STATED EXERCISE: Copy all lines holding the word "ylabel" from the entries.

DATASET RECORDS:
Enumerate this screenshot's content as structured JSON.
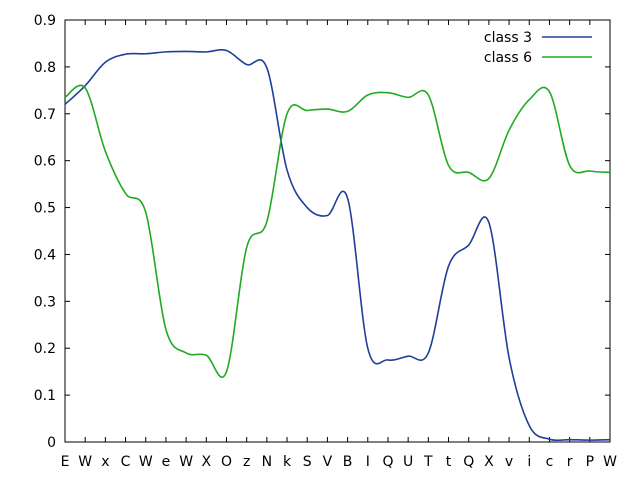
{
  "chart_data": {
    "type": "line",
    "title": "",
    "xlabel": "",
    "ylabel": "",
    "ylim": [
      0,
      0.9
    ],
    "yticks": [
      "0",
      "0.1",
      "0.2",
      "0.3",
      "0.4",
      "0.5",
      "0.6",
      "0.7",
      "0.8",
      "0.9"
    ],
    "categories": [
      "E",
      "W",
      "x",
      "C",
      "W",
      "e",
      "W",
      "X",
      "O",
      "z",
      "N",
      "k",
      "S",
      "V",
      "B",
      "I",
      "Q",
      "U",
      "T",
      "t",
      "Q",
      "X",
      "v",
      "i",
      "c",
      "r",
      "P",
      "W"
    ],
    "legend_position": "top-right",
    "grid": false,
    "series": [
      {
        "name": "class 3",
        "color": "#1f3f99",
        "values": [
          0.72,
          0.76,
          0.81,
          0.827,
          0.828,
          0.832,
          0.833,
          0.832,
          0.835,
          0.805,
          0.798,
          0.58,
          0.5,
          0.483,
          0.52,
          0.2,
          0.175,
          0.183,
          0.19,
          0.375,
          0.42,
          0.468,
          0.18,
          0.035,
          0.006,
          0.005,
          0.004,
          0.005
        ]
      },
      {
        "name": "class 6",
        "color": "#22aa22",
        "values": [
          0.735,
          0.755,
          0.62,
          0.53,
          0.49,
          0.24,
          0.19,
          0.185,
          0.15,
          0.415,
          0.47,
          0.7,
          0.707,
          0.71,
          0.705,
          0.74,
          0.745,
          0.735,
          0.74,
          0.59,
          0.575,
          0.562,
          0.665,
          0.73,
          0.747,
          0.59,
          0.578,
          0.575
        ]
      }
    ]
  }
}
==
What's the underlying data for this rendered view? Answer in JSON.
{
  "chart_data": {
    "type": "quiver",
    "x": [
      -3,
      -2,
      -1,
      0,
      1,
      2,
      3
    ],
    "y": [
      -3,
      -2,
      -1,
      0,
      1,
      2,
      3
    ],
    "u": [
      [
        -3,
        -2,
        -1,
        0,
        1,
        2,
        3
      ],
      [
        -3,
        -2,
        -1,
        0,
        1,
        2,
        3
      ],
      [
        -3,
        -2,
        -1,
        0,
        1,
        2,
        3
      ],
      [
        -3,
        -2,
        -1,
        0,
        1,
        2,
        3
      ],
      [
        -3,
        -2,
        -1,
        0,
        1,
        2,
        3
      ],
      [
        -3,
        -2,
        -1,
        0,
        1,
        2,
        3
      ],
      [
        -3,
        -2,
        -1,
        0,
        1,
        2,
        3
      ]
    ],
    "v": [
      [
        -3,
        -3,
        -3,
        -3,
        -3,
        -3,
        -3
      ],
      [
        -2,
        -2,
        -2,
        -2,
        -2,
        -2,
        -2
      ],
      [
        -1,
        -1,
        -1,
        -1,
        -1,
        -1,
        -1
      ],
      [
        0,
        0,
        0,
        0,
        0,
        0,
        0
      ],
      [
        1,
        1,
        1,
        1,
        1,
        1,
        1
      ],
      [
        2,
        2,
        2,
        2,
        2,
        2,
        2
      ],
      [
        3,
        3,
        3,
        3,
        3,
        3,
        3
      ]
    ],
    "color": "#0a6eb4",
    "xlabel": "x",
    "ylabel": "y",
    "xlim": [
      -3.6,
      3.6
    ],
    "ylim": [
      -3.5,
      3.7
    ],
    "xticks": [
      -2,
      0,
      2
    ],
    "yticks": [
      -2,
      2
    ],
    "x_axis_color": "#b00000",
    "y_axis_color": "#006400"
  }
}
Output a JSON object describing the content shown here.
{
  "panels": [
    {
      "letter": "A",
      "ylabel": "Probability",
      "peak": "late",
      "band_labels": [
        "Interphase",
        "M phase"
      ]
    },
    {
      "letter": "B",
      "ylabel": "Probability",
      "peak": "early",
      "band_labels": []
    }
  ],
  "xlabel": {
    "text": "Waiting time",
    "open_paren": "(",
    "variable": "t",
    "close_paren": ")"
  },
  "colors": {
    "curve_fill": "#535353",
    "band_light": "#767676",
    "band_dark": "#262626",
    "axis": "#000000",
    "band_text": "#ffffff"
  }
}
---
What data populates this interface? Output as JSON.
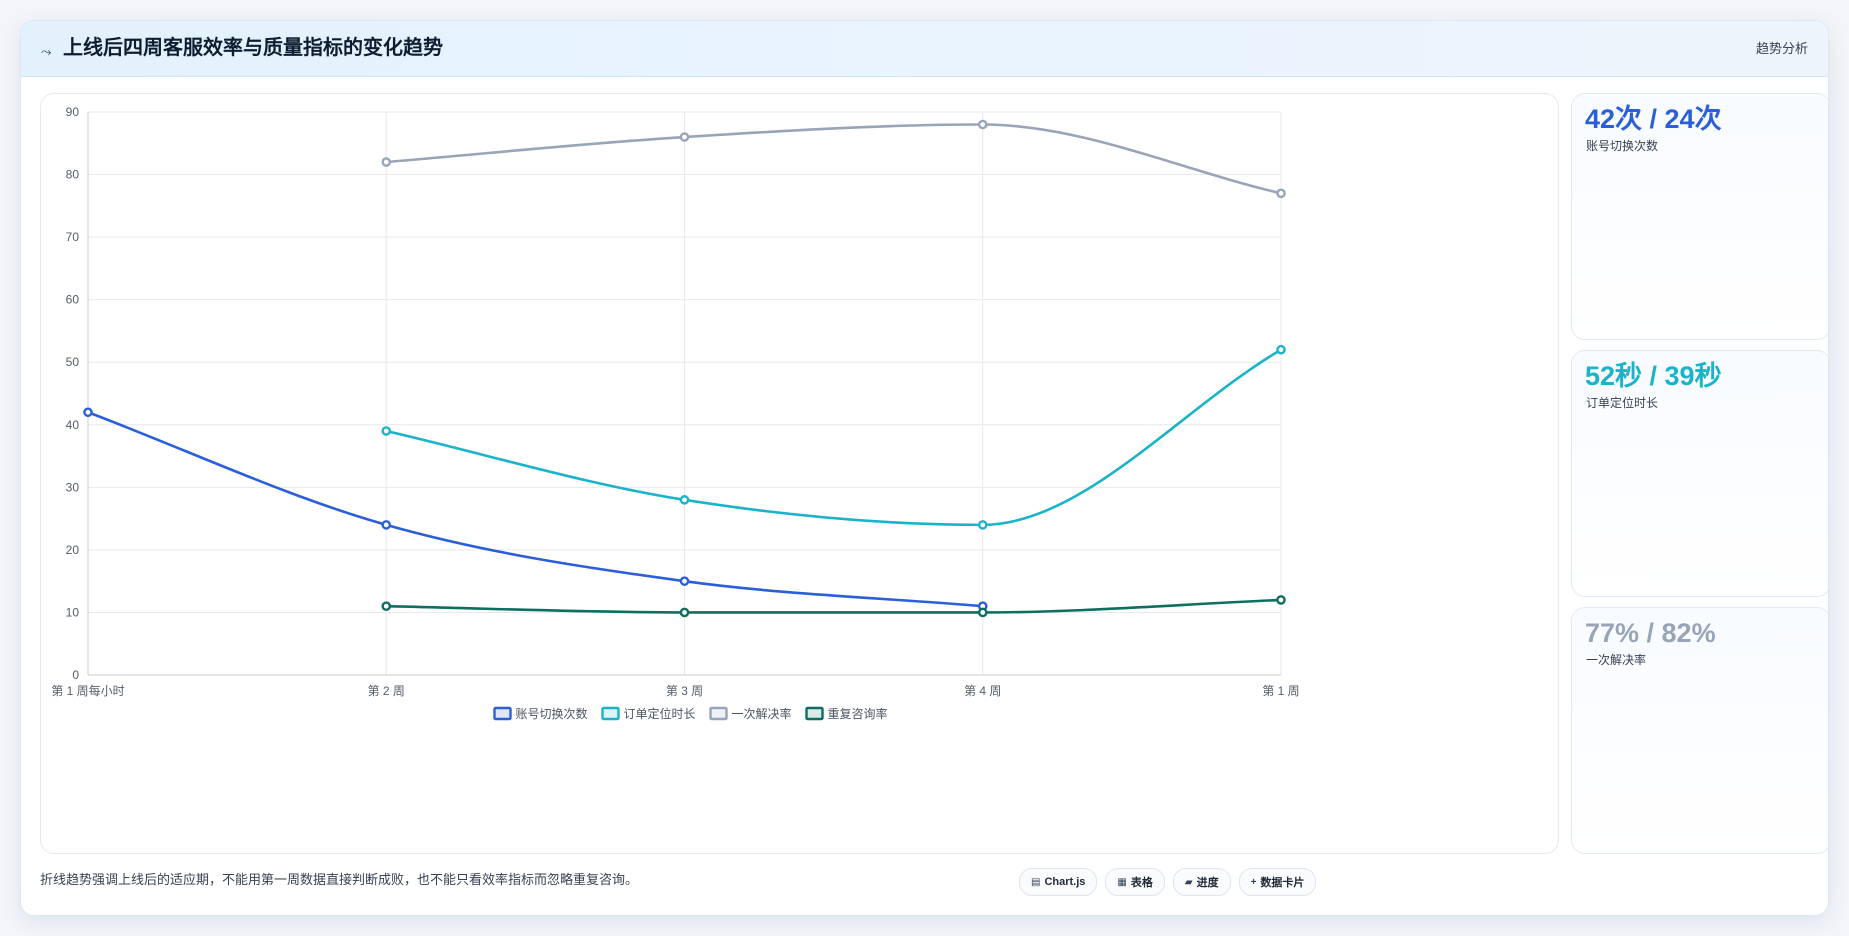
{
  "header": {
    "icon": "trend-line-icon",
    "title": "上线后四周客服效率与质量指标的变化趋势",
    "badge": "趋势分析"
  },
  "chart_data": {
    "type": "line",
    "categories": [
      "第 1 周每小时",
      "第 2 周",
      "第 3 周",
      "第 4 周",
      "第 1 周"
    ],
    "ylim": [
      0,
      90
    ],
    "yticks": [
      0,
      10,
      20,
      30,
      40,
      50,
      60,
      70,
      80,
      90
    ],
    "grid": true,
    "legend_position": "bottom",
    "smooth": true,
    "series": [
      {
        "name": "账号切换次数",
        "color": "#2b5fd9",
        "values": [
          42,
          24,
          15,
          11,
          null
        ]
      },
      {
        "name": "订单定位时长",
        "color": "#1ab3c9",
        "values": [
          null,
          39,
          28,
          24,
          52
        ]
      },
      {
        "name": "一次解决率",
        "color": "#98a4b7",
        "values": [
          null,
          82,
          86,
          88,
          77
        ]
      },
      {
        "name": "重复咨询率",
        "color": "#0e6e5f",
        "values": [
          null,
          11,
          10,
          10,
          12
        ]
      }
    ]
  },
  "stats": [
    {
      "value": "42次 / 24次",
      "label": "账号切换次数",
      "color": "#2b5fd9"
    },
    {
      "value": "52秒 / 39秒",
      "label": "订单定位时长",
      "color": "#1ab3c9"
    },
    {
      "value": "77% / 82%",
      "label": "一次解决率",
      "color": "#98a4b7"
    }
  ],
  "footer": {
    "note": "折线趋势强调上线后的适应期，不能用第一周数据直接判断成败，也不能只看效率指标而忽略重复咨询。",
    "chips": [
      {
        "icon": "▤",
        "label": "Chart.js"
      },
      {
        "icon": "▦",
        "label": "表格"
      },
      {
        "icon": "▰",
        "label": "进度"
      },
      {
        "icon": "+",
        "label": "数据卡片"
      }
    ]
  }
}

TASK OUTPUT:
    "ylabel": "",
    "ylabel": "y",
      "ylabel": "Probability",
      "ylabel": "Probability",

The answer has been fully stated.